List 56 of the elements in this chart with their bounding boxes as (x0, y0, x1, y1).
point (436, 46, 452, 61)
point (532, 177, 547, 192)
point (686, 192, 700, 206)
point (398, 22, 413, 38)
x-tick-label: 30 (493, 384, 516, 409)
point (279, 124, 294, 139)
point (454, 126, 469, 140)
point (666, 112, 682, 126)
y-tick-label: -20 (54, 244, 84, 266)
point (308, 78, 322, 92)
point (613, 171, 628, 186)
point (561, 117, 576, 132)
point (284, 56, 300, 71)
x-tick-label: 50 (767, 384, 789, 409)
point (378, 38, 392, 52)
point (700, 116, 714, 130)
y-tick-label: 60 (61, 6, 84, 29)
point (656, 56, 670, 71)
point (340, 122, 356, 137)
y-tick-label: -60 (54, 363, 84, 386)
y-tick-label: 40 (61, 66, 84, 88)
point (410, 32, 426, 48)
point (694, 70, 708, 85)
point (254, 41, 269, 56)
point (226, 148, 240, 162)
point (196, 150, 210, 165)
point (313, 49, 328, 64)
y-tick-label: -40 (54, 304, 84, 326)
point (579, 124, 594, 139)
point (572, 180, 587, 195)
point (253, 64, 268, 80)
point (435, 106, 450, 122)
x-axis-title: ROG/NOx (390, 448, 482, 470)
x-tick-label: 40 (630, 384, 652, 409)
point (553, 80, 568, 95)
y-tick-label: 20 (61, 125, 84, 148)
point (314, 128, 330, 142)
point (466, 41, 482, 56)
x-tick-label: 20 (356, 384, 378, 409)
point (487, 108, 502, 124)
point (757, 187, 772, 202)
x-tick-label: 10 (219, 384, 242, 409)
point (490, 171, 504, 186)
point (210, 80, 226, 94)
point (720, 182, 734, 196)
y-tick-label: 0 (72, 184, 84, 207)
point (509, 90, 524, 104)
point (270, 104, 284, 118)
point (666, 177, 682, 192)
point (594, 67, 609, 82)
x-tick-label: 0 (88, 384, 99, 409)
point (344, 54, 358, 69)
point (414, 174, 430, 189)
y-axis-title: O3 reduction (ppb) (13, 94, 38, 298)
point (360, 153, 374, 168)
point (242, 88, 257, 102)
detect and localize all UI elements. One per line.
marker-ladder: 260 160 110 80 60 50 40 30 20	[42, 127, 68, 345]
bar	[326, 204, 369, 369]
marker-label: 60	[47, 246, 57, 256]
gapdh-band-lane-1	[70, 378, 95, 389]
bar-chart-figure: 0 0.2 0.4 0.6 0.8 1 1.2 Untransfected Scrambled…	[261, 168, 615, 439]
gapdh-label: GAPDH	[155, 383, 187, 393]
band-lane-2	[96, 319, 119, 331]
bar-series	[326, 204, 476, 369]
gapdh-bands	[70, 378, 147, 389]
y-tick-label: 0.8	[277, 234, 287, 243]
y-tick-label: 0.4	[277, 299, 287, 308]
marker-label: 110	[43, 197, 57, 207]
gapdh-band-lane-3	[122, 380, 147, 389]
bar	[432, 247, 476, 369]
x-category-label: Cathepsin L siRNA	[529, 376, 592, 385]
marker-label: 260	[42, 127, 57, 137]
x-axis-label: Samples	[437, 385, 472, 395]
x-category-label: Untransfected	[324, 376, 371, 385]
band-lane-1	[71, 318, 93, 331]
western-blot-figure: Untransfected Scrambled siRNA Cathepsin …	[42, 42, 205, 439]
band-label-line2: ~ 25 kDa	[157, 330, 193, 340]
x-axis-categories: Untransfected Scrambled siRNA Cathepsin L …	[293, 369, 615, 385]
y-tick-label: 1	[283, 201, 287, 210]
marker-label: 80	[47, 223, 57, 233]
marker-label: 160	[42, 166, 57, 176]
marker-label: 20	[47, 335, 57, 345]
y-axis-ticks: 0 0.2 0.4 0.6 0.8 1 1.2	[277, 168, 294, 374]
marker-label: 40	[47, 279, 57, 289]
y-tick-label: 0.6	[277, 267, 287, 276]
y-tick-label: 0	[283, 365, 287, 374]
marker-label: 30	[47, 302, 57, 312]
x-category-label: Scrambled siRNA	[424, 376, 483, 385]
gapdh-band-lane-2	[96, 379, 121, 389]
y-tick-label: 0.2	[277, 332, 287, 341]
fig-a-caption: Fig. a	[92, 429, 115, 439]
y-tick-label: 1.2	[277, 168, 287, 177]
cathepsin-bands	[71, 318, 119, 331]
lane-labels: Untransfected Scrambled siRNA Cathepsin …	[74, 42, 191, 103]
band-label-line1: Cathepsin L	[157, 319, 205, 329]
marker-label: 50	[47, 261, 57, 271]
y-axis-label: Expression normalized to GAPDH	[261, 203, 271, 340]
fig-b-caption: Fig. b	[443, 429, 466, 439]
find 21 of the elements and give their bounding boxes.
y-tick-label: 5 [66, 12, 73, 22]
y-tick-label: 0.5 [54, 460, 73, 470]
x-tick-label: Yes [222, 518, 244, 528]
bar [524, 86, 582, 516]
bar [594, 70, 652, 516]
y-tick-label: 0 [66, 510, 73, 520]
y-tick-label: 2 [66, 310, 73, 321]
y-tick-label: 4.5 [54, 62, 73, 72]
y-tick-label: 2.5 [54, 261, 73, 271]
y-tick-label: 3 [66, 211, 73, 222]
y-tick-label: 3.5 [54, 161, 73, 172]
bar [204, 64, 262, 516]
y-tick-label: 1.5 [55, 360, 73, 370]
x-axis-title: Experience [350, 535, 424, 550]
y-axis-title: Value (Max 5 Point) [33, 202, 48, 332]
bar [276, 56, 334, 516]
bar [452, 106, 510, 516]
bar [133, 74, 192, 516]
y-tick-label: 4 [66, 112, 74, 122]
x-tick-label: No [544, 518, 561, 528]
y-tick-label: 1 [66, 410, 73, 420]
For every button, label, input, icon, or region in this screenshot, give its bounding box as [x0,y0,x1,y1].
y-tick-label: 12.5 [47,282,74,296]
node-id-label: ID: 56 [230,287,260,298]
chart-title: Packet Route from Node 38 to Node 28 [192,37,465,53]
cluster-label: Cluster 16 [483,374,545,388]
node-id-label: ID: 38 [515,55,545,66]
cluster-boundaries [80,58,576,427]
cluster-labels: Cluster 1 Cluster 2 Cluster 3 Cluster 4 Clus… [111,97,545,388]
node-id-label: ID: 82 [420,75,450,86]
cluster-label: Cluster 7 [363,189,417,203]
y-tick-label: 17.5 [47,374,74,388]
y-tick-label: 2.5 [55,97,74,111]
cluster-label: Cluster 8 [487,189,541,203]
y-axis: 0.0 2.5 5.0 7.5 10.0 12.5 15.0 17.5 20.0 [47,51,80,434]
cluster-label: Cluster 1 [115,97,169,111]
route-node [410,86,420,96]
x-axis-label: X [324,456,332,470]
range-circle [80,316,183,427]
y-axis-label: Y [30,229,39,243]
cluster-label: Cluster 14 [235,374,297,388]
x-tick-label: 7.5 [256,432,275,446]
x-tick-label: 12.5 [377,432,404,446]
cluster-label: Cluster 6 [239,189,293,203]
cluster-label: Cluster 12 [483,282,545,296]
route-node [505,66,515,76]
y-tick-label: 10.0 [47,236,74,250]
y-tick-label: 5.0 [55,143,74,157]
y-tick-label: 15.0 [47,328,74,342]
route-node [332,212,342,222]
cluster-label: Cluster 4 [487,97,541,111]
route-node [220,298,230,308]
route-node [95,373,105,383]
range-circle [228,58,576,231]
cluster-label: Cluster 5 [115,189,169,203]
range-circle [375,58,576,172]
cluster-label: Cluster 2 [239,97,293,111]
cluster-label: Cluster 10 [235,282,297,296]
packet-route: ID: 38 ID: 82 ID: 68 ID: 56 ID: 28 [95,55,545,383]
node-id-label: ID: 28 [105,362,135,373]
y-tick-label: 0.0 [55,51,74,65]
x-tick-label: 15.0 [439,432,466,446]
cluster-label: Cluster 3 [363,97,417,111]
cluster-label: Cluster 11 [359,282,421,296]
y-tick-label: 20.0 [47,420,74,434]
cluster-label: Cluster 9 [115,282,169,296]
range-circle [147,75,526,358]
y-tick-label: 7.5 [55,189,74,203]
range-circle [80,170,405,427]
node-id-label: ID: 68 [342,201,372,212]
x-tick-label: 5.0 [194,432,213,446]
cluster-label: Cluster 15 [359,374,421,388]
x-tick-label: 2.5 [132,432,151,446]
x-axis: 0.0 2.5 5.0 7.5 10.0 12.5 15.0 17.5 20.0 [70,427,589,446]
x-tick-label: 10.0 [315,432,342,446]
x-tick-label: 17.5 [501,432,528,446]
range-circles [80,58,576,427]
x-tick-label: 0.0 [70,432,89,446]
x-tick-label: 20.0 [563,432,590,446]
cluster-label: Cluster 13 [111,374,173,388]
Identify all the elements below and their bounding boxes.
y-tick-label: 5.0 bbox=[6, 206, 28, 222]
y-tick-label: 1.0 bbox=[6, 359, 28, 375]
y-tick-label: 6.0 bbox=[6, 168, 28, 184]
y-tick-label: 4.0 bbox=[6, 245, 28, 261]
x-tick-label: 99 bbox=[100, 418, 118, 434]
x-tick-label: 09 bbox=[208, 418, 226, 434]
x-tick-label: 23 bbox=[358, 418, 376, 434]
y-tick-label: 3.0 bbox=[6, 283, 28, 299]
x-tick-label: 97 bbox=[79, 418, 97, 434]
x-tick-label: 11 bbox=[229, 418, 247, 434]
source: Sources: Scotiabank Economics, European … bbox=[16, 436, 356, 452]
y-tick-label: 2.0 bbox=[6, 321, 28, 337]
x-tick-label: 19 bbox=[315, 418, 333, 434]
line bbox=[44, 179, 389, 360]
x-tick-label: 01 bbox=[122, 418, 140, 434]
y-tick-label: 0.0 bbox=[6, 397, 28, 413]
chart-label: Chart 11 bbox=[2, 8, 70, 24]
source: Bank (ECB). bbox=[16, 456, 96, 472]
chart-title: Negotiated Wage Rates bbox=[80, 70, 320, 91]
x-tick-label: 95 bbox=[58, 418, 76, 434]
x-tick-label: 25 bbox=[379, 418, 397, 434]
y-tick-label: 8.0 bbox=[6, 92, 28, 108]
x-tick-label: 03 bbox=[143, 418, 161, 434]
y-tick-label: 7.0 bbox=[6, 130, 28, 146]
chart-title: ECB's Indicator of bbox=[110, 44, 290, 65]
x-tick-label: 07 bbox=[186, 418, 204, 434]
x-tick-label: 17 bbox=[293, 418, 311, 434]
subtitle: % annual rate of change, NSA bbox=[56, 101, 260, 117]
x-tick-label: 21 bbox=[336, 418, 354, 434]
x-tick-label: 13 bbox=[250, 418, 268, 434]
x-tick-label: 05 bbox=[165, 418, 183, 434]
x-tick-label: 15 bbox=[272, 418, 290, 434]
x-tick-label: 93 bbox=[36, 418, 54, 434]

● GOAL
Copy out everything from the first of the rows down to the line that contains "y-tick-label: -60 (54, 363, 84, 386)", that line included, character for character.

● ANSWER BELOW
List 56 of the elements in this chart with their bounding boxes as (x0, y0, x1, y1).
point (436, 46, 452, 61)
point (532, 177, 547, 192)
point (686, 192, 700, 206)
point (398, 22, 413, 38)
x-tick-label: 30 (493, 384, 516, 409)
point (279, 124, 294, 139)
point (454, 126, 469, 140)
point (666, 112, 682, 126)
y-tick-label: -20 (54, 244, 84, 266)
point (308, 78, 322, 92)
point (613, 171, 628, 186)
point (561, 117, 576, 132)
point (284, 56, 300, 71)
x-tick-label: 50 (767, 384, 789, 409)
point (378, 38, 392, 52)
point (700, 116, 714, 130)
y-tick-label: 60 (61, 6, 84, 29)
point (656, 56, 670, 71)
point (340, 122, 356, 137)
y-tick-label: -60 (54, 363, 84, 386)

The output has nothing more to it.